Begin Excerpted records

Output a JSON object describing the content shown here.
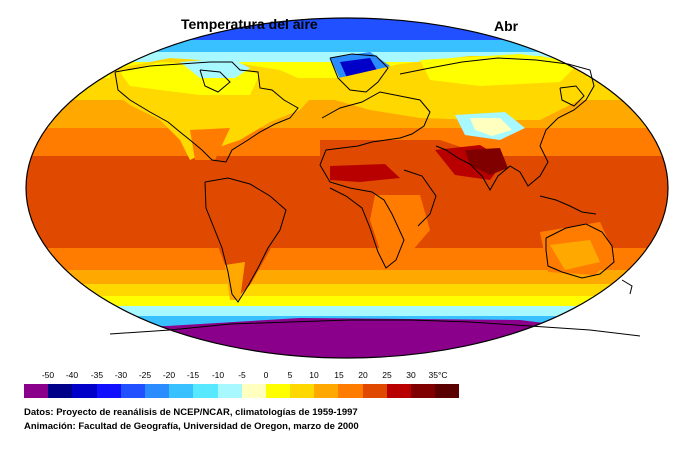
{
  "map": {
    "title": "Temperatura del aire",
    "month": "Abr"
  },
  "legend": {
    "tick_labels": [
      "-50",
      "-40",
      "-35",
      "-30",
      "-25",
      "-20",
      "-15",
      "-10",
      "-5",
      "0",
      "5",
      "10",
      "15",
      "20",
      "25",
      "30",
      "35°C"
    ],
    "colors": [
      "#8b008b",
      "#000088",
      "#0000c8",
      "#1010ff",
      "#2050ff",
      "#2a8cff",
      "#38c0ff",
      "#58e8ff",
      "#a8f8ff",
      "#ffffc0",
      "#ffff00",
      "#ffd800",
      "#ffa800",
      "#ff7c00",
      "#e04a00",
      "#b80000",
      "#800000",
      "#5a0000"
    ]
  },
  "credits": {
    "line1": "Datos: Proyecto de reanálisis de NCEP/NCAR, climatologías de 1959-1997",
    "line2": "Animación: Facultad de Geografía, Universidad de Oregon, marzo de 2000"
  }
}
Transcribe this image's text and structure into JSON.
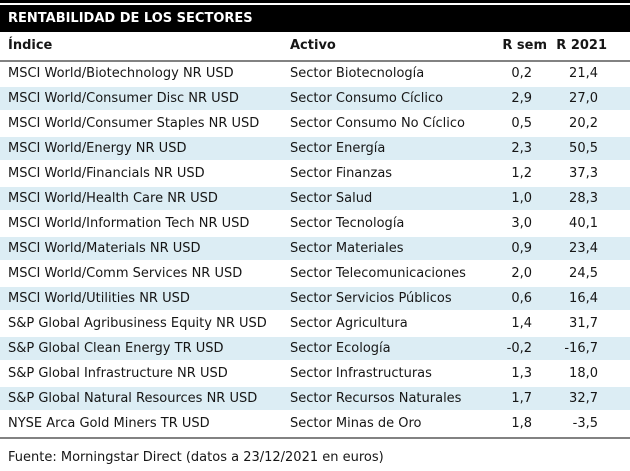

End Excerpted records

Written task> Pictures in the data above should not be copied; transcribe everything else exactly.

Response to the task>
Output a JSON object describing the content shown here.
{
  "map": {
    "title": "Temperatura del aire",
    "month": "Abr"
  },
  "legend": {
    "tick_labels": [
      "-50",
      "-40",
      "-35",
      "-30",
      "-25",
      "-20",
      "-15",
      "-10",
      "-5",
      "0",
      "5",
      "10",
      "15",
      "20",
      "25",
      "30",
      "35°C"
    ],
    "colors": [
      "#8b008b",
      "#000088",
      "#0000c8",
      "#1010ff",
      "#2050ff",
      "#2a8cff",
      "#38c0ff",
      "#58e8ff",
      "#a8f8ff",
      "#ffffc0",
      "#ffff00",
      "#ffd800",
      "#ffa800",
      "#ff7c00",
      "#e04a00",
      "#b80000",
      "#800000",
      "#5a0000"
    ]
  },
  "credits": {
    "line1": "Datos: Proyecto de reanálisis de NCEP/NCAR, climatologías de 1959-1997",
    "line2": "Animación: Facultad de Geografía, Universidad de Oregon, marzo de 2000"
  }
}
Transcribe this image's text and structure into JSON.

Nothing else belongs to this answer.